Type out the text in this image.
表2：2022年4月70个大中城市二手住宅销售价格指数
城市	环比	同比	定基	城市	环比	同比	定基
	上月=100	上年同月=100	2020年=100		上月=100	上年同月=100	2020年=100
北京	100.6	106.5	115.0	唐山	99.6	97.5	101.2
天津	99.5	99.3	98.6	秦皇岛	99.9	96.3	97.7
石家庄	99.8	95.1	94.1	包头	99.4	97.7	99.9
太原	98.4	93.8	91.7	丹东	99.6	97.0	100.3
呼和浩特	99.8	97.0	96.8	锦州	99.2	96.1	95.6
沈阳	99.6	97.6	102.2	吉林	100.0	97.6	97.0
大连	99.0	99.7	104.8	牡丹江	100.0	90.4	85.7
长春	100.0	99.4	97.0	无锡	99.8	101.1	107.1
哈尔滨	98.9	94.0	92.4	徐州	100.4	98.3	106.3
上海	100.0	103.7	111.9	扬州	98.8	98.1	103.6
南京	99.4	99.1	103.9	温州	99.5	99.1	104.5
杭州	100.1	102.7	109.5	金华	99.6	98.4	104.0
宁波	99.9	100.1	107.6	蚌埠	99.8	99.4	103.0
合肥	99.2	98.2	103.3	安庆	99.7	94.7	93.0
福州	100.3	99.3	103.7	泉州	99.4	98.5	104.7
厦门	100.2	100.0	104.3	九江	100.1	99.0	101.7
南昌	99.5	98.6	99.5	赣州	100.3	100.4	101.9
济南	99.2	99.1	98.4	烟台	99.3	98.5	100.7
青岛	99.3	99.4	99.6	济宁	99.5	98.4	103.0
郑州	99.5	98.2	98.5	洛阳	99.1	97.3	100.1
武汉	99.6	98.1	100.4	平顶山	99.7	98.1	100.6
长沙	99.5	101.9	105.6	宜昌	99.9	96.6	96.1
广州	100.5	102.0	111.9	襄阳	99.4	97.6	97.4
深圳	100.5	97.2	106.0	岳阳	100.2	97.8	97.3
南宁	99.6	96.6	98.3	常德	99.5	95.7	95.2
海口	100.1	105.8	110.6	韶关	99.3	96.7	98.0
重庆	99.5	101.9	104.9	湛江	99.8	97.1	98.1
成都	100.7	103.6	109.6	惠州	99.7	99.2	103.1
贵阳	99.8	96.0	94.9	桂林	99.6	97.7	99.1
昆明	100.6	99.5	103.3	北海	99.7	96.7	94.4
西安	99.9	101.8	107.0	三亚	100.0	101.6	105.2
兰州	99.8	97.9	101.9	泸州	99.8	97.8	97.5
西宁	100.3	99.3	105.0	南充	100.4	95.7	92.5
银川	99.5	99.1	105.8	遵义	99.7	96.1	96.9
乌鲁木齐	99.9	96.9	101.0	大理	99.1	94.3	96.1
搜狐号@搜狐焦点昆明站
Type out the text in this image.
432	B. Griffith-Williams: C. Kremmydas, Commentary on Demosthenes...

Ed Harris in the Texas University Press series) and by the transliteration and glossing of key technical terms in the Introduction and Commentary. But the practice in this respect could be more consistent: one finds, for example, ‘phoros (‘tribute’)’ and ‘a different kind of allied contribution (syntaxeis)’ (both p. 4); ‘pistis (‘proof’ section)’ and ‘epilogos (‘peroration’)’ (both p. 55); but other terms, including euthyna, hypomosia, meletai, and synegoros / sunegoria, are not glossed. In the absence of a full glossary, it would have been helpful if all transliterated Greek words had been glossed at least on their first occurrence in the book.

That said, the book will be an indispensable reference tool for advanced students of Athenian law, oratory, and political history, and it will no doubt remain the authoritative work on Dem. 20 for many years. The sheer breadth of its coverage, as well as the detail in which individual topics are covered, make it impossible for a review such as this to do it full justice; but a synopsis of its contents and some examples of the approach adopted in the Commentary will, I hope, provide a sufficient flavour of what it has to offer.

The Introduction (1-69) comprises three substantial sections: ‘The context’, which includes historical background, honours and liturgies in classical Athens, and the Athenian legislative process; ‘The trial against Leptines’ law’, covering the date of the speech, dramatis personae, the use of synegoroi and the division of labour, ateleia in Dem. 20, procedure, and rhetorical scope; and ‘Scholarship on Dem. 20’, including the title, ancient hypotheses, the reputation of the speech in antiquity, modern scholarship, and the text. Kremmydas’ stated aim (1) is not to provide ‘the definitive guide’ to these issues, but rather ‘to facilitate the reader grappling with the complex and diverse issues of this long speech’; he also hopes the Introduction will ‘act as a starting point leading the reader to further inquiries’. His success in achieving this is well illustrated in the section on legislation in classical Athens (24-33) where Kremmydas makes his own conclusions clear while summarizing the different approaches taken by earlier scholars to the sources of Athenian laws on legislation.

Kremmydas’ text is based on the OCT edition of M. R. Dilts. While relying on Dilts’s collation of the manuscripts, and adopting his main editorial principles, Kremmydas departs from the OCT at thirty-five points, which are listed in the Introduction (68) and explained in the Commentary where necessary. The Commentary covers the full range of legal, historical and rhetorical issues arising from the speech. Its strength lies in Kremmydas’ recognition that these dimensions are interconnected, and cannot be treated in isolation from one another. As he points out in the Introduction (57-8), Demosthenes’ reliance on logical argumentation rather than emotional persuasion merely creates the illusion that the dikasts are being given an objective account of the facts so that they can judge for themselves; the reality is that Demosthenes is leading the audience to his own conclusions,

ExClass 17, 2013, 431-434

# [DIRECTIONS]
Collect the lines that hold "Demosthenes".

# [EXERCISE RESPONSE]
432	B. Griffith-Williams: C. Kremmydas, Commentary on Demosthenes...
Kremmydas’ text is based on the OCT edition of M. R. Dilts. While relying on Dilts’s collation of the manuscripts, and adopting his main editorial principles, Kremmydas departs from the OCT at thirty-five points, which are listed in the Introduction (68) and explained in the Commentary where necessary. The Commentary covers the full range of legal, historical and rhetorical issues arising from the speech. Its strength lies in Kremmydas’ recognition that these dimensions are interconnected, and cannot be treated in isolation from one another. As he points out in the Introduction (57-8), Demosthenes’ reliance on logical argumentation rather than emotional persuasion merely creates the illusion that the dikasts are being given an objective account of the facts so that they can judge for themselves; the reality is that Demosthenes is leading the audience to his own conclusions,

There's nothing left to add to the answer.